AIM – State the number of lines in these records that include the word "Amigos", and add nothing to it.

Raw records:
++++++

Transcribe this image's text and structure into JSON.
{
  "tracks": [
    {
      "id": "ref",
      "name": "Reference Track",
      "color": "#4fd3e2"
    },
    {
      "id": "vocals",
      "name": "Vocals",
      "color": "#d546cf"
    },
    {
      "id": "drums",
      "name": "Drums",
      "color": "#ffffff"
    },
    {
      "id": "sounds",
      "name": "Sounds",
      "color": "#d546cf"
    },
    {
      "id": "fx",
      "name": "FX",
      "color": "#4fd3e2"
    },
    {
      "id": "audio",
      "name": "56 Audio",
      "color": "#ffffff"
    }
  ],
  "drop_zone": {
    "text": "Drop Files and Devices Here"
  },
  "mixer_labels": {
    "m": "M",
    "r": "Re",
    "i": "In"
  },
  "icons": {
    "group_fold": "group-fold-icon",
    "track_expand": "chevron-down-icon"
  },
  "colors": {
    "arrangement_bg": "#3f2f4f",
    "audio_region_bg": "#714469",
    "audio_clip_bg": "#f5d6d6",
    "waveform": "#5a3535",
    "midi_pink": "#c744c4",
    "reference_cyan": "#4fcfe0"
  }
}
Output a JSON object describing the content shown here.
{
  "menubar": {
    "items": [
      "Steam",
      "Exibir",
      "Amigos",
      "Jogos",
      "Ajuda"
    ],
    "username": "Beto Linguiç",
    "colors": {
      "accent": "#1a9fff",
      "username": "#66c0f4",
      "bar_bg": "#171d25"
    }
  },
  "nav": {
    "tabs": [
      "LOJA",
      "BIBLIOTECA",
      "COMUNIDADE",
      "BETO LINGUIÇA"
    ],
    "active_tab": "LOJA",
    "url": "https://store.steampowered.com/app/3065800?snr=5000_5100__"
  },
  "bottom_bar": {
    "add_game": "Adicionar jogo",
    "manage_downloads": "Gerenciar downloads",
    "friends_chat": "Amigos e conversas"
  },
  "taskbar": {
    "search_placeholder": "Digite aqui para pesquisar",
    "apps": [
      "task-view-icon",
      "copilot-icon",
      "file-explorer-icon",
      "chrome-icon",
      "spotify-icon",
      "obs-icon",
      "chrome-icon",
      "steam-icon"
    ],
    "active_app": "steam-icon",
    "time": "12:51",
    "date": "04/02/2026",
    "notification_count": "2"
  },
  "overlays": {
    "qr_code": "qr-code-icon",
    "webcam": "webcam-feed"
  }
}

++++++

SOLUTION – 2